SHORT EXERCISE:
Restate the stretch of the financial strategy passage from "Financial Strategy" through "cover all costs).", substituting "self-generated revenue" for "earned income".

Financial Strategy

Social enterprise is a means to achieve sustainability through earned income; however, it is important to note that financial objectives differ among organizations. Unlike the microfinance field, the financial objective of a social enterprise is not by default viability (generating sufficient income to cover all costs).

Social enterprises don't need to be profitable to be worthwhile. They can improve efficiency and effectiveness of the organization by:

  • reducing the need for donated funds;
  • providing a more reliable, diversified funding base; or
  • enhancing the quality of programs by increasing market discipline. 1

Nonprofit organizations have varying financial motives for incorporating social enterprises into their organizations, ranging from income diversification to full financial self-sufficiency:

  • Income Diversification -- For many nonprofit organizations, social enterprise serves as a strategy to diversify their funding base, decrease reliance on donors, and recover or subsidize program costs. In these cases, the social enterprise offers a means to reduce program deficits and employ resources more efficiently. Organizations seeking means to diversify income may set modest financial objectives. For example, the costs of a program previously 100% grant-funded now covered 40% by earned income is success for many organizations.

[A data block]
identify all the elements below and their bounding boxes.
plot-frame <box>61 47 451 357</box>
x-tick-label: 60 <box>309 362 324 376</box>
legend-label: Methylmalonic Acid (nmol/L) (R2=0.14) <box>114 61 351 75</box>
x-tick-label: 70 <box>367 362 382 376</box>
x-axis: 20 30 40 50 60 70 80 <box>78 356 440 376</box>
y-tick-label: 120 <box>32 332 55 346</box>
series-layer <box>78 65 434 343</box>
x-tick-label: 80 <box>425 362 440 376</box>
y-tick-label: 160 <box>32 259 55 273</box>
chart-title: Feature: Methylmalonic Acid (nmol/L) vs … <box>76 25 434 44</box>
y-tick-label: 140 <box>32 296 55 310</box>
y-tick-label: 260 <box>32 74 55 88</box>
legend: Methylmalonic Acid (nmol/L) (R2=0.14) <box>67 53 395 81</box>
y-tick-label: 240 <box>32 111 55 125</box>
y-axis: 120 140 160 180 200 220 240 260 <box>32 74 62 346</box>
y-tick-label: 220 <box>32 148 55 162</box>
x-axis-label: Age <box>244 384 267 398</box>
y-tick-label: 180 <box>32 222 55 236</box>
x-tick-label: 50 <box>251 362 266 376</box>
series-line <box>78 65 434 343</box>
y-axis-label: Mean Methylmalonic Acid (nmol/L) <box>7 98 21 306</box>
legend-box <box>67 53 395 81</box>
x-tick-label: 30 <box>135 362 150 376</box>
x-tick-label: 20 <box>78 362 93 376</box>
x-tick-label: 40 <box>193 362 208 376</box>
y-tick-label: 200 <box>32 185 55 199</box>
...
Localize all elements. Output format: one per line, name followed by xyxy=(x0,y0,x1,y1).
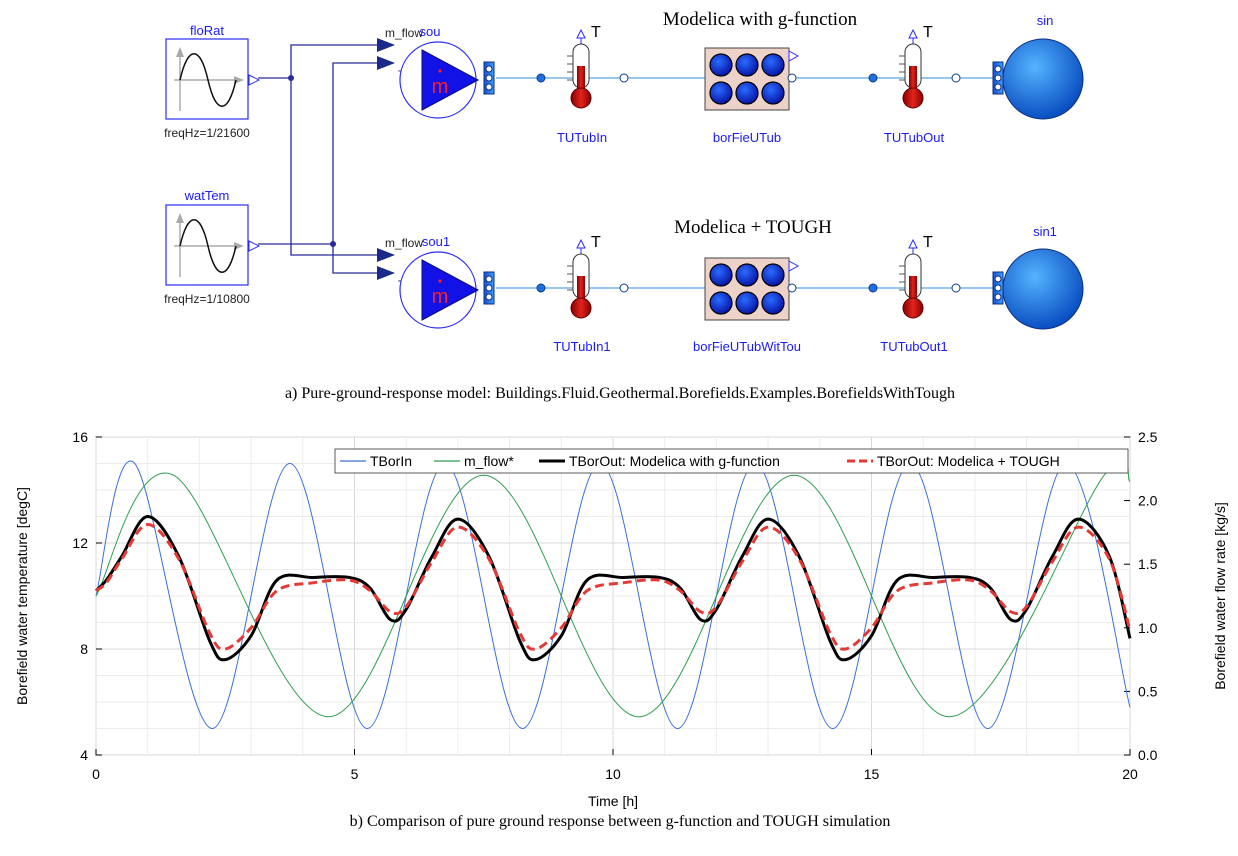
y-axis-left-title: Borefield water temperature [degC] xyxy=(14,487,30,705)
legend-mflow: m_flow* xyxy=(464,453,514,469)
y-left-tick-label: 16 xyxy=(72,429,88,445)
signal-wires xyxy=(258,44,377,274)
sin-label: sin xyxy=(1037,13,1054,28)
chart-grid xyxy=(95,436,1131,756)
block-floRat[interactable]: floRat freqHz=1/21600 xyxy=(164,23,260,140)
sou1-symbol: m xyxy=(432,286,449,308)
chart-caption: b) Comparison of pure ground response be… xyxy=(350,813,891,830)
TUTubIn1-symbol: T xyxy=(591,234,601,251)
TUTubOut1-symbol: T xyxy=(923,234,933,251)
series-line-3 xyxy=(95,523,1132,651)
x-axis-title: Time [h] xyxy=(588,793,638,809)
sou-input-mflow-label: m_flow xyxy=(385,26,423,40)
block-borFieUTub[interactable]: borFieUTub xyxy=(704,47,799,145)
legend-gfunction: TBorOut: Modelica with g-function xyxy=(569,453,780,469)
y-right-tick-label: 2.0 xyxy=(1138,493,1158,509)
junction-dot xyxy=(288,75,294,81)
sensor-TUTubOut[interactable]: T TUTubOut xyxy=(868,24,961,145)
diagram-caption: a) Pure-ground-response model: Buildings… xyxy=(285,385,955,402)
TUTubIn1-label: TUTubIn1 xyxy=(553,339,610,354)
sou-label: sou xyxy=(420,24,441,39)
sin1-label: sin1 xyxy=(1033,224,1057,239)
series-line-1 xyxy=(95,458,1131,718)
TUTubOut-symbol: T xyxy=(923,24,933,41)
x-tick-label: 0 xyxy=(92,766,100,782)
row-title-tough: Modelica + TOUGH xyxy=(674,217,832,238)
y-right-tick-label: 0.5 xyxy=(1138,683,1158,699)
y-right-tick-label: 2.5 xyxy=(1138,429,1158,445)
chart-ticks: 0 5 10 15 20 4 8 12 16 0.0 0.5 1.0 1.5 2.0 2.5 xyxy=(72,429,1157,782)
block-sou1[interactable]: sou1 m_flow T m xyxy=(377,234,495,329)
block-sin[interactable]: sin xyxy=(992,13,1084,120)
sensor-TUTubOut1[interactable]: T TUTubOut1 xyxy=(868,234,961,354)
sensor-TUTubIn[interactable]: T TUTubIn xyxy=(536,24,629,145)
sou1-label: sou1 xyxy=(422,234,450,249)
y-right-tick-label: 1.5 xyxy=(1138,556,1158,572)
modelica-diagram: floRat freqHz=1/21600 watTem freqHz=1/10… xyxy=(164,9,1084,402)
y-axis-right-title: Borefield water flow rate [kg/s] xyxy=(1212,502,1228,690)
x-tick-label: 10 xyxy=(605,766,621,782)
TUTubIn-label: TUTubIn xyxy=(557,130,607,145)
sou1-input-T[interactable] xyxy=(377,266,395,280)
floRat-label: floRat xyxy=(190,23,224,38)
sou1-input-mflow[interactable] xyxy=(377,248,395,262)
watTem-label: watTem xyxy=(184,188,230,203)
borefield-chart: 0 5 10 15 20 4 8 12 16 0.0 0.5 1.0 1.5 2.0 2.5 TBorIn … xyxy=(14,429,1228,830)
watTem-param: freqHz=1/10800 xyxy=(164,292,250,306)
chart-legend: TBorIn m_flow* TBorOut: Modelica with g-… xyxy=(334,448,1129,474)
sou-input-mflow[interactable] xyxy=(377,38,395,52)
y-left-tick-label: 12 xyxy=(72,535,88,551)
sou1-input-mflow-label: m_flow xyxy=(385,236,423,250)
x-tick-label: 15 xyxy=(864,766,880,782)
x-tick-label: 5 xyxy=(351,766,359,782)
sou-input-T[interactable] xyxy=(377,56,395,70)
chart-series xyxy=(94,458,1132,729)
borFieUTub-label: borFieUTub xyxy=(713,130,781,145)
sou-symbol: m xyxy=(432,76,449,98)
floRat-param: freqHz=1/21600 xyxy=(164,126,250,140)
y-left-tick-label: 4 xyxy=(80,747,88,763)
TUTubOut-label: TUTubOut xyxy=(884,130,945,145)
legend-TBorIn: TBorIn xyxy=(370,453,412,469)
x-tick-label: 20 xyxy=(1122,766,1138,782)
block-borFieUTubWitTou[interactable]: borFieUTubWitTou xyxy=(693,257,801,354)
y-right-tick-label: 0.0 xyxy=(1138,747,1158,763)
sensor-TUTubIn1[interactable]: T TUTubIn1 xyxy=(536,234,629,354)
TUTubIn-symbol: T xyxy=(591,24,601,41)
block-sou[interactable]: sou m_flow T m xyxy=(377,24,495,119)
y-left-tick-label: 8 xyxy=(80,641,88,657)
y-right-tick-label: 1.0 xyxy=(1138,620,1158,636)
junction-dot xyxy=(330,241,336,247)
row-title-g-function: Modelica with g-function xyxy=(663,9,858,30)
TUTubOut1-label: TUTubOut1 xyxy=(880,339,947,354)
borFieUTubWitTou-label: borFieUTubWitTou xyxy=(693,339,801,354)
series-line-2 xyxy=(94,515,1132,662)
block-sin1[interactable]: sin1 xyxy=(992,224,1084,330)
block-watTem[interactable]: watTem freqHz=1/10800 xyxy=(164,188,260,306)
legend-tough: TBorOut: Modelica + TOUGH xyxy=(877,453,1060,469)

RESPONSE:
Financial Strategy

Social enterprise is a means to achieve sustainability through self-generated revenue; however, it is important to note that financial objectives differ among organizations. Unlike the microfinance field, the financial objective of a social enterprise is not by default viability (generating sufficient income to cover all costs).